-- BEGIN Provided data --
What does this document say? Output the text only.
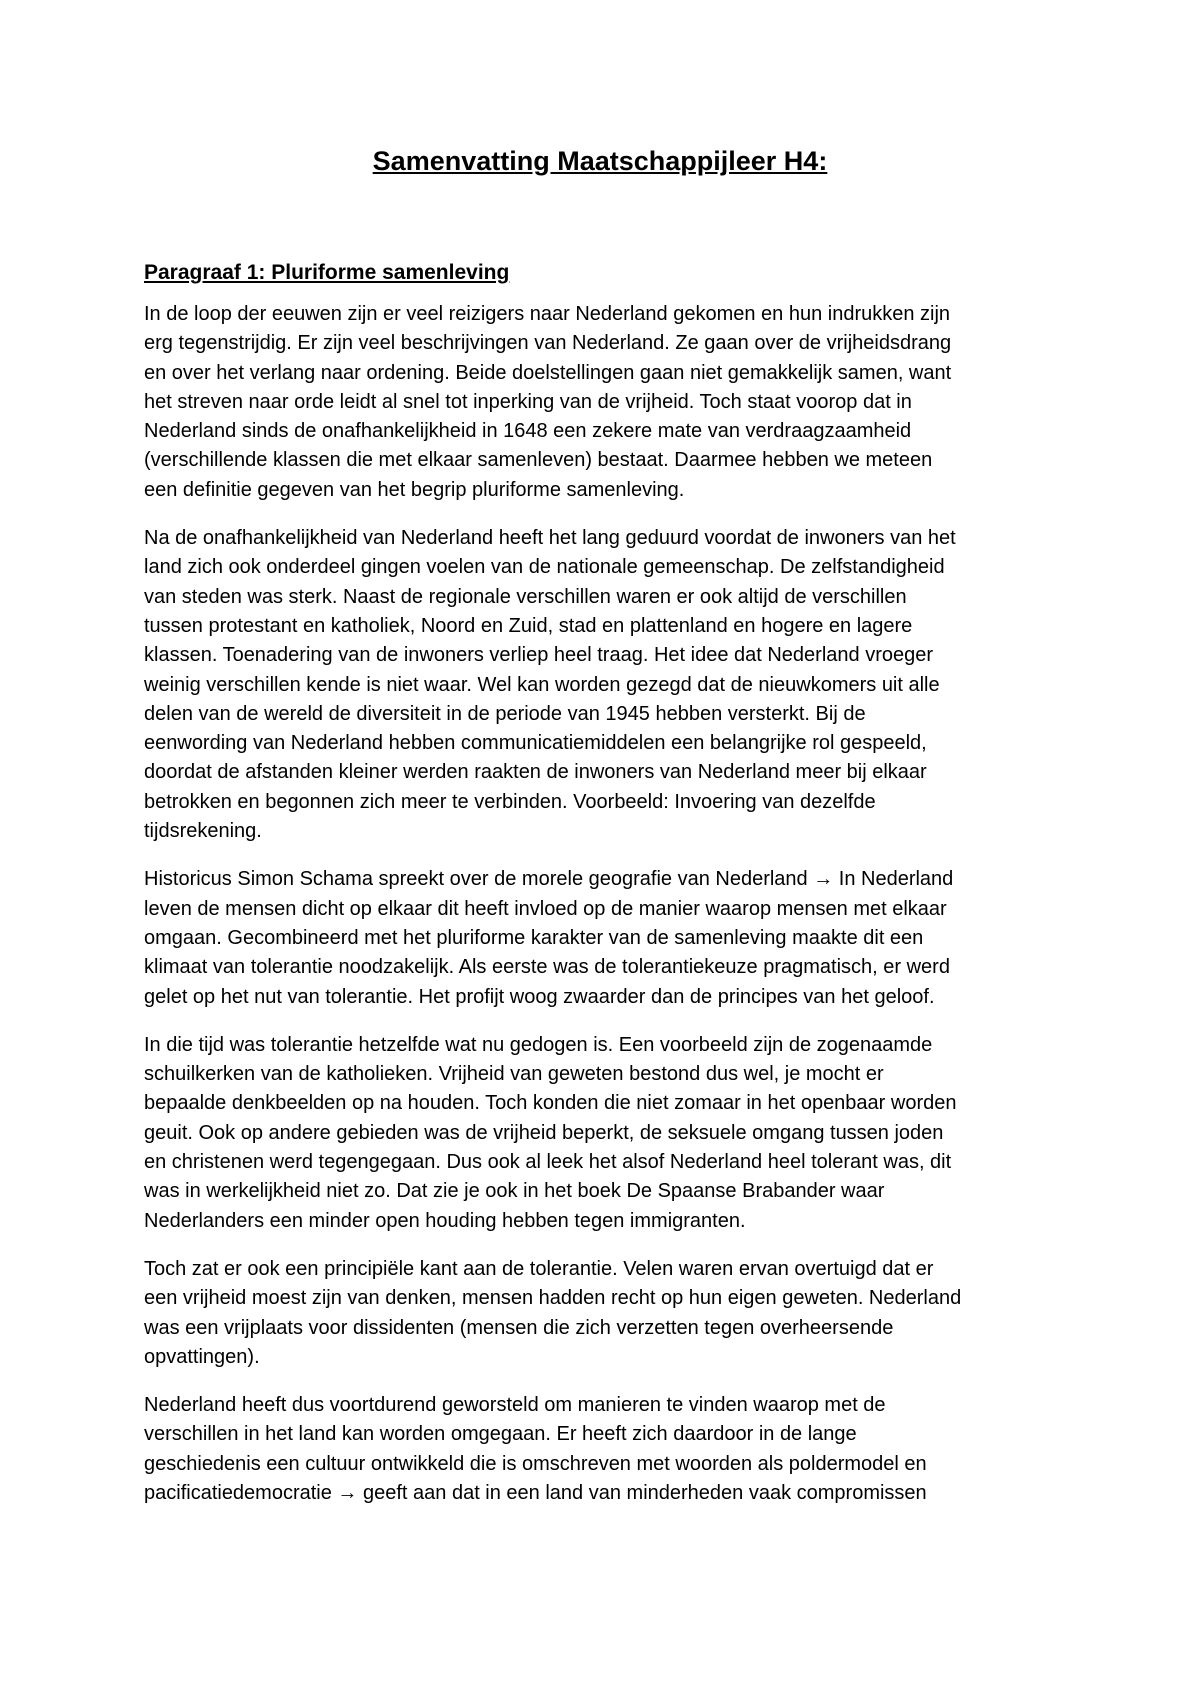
Samenvatting Maatschappijleer H4:
Paragraaf 1: Pluriforme samenleving

In de loop der eeuwen zijn er veel reizigers naar Nederland gekomen en hun indrukken zijn
erg tegenstrijdig. Er zijn veel beschrijvingen van Nederland. Ze gaan over de vrijheidsdrang
en over het verlang naar ordening. Beide doelstellingen gaan niet gemakkelijk samen, want
het streven naar orde leidt al snel tot inperking van de vrijheid. Toch staat voorop dat in
Nederland sinds de onafhankelijkheid in 1648 een zekere mate van verdraagzaamheid
(verschillende klassen die met elkaar samenleven) bestaat. Daarmee hebben we meteen
een definitie gegeven van het begrip pluriforme samenleving.

Na de onafhankelijkheid van Nederland heeft het lang geduurd voordat de inwoners van het
land zich ook onderdeel gingen voelen van de nationale gemeenschap. De zelfstandigheid
van steden was sterk. Naast de regionale verschillen waren er ook altijd de verschillen
tussen protestant en katholiek, Noord en Zuid, stad en plattenland en hogere en lagere
klassen. Toenadering van de inwoners verliep heel traag. Het idee dat Nederland vroeger
weinig verschillen kende is niet waar. Wel kan worden gezegd dat de nieuwkomers uit alle
delen van de wereld de diversiteit in de periode van 1945 hebben versterkt. Bij de
eenwording van Nederland hebben communicatiemiddelen een belangrijke rol gespeeld,
doordat de afstanden kleiner werden raakten de inwoners van Nederland meer bij elkaar
betrokken en begonnen zich meer te verbinden. Voorbeeld: Invoering van dezelfde
tijdsrekening.

Historicus Simon Schama spreekt over de morele geografie van Nederland → In Nederland
leven de mensen dicht op elkaar dit heeft invloed op de manier waarop mensen met elkaar
omgaan. Gecombineerd met het pluriforme karakter van de samenleving maakte dit een
klimaat van tolerantie noodzakelijk. Als eerste was de tolerantiekeuze pragmatisch, er werd
gelet op het nut van tolerantie. Het profijt woog zwaarder dan de principes van het geloof.

In die tijd was tolerantie hetzelfde wat nu gedogen is. Een voorbeeld zijn de zogenaamde
schuilkerken van de katholieken. Vrijheid van geweten bestond dus wel, je mocht er
bepaalde denkbeelden op na houden. Toch konden die niet zomaar in het openbaar worden
geuit. Ook op andere gebieden was de vrijheid beperkt, de seksuele omgang tussen joden
en christenen werd tegengegaan. Dus ook al leek het alsof Nederland heel tolerant was, dit
was in werkelijkheid niet zo. Dat zie je ook in het boek De Spaanse Brabander waar
Nederlanders een minder open houding hebben tegen immigranten.

Toch zat er ook een principiële kant aan de tolerantie. Velen waren ervan overtuigd dat er
een vrijheid moest zijn van denken, mensen hadden recht op hun eigen geweten. Nederland
was een vrijplaats voor dissidenten (mensen die zich verzetten tegen overheersende
opvattingen).

Nederland heeft dus voortdurend geworsteld om manieren te vinden waarop met de
verschillen in het land kan worden omgegaan. Er heeft zich daardoor in de lange
geschiedenis een cultuur ontwikkeld die is omschreven met woorden als poldermodel en
pacificatiedemocratie → geeft aan dat in een land van minderheden vaak compromissen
-- END Provided data --
→ **Stated task**
Identify the lines that contain the string "mensen", and copy every one of them.

→ **Result of this task**
leven de mensen dicht op elkaar dit heeft invloed op de manier waarop mensen met elkaar
een vrijheid moest zijn van denken, mensen hadden recht op hun eigen geweten. Nederland
was een vrijplaats voor dissidenten (mensen die zich verzetten tegen overheersende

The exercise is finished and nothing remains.